What to do:
Pull every line containing the word "portiera" from the records.

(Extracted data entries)
********

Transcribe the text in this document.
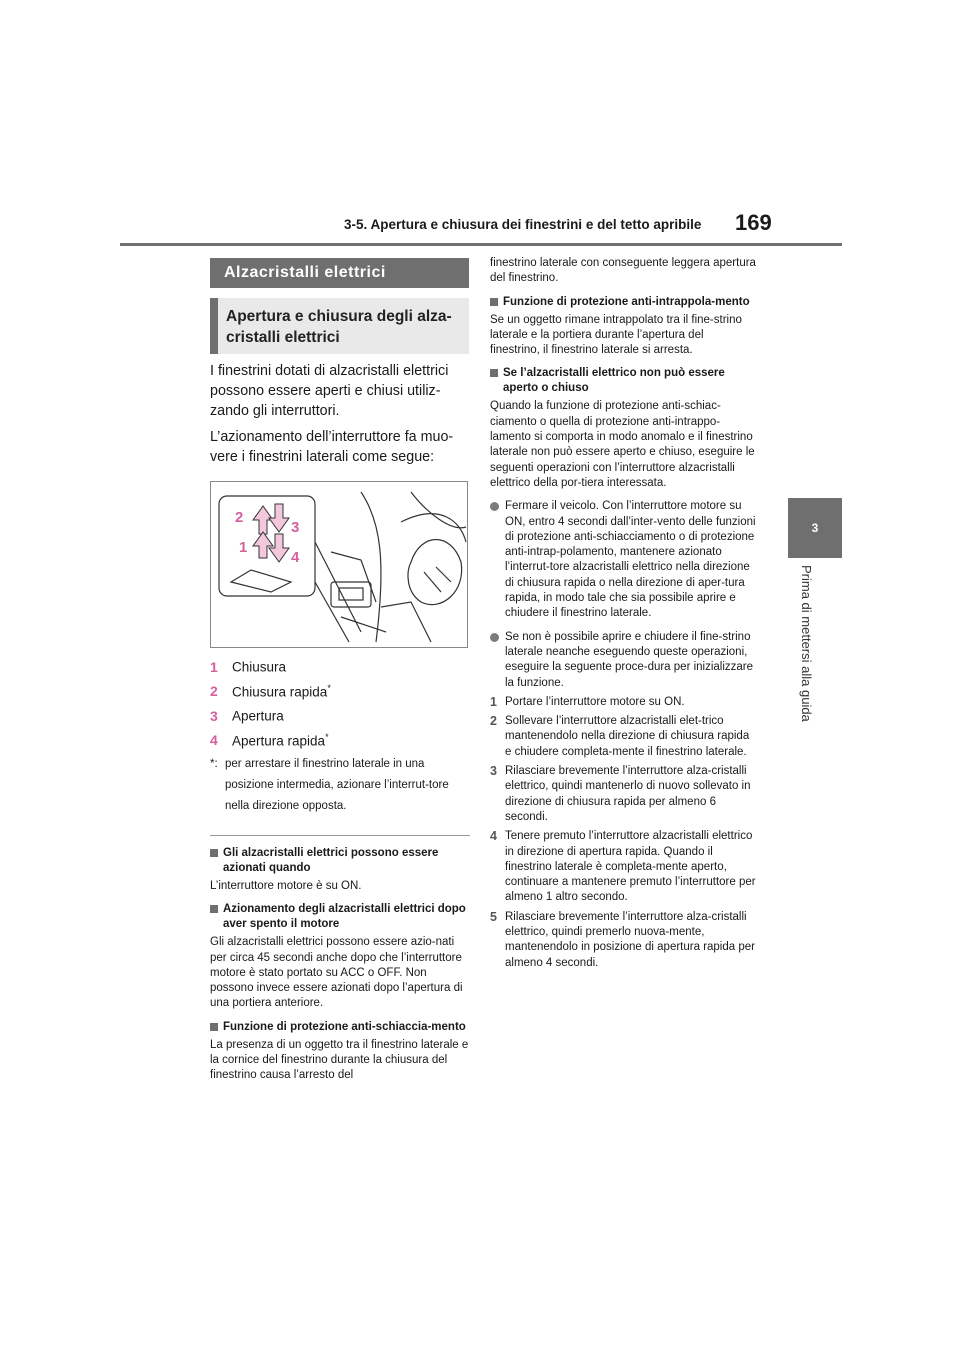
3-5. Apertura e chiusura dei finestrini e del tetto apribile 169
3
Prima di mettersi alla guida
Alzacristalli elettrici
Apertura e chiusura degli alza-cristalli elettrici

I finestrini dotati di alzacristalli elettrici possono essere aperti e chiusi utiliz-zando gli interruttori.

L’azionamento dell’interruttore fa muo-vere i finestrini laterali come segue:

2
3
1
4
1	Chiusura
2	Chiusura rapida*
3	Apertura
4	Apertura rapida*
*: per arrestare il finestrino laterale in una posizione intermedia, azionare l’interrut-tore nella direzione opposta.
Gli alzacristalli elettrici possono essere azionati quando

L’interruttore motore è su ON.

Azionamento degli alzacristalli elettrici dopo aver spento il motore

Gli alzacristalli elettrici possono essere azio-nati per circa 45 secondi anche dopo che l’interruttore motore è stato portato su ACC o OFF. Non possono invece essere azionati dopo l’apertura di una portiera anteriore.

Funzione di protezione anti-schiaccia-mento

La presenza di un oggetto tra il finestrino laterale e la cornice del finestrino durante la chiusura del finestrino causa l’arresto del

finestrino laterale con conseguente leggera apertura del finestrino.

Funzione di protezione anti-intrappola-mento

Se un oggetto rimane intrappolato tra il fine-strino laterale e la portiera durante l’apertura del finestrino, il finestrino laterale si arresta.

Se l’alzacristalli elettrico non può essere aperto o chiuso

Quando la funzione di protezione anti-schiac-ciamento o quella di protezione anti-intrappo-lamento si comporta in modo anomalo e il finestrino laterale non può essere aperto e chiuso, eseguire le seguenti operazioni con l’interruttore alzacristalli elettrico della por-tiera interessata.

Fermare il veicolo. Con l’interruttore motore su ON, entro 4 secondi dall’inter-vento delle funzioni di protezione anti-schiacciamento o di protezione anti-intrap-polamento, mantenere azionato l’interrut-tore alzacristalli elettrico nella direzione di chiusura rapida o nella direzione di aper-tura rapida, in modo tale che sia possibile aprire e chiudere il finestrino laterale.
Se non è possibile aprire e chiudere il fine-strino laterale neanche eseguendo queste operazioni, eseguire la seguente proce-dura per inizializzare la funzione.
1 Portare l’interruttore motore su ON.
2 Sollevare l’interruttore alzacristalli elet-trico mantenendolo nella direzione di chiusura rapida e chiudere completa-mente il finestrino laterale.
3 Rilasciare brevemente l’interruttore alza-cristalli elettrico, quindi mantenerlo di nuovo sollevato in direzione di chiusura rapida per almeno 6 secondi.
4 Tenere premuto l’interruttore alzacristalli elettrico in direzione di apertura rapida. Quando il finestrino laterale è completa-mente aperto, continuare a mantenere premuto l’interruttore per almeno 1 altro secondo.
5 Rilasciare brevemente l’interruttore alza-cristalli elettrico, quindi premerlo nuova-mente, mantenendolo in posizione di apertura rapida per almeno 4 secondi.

********

Full output:
Gli alzacristalli elettrici possono essere azio-nati per circa 45 secondi anche dopo che l’interruttore motore è stato portato su ACC o OFF. Non possono invece essere azionati dopo l’apertura di una portiera anteriore.
Se un oggetto rimane intrappolato tra il fine-strino laterale e la portiera durante l’apertura del finestrino, il finestrino laterale si arresta.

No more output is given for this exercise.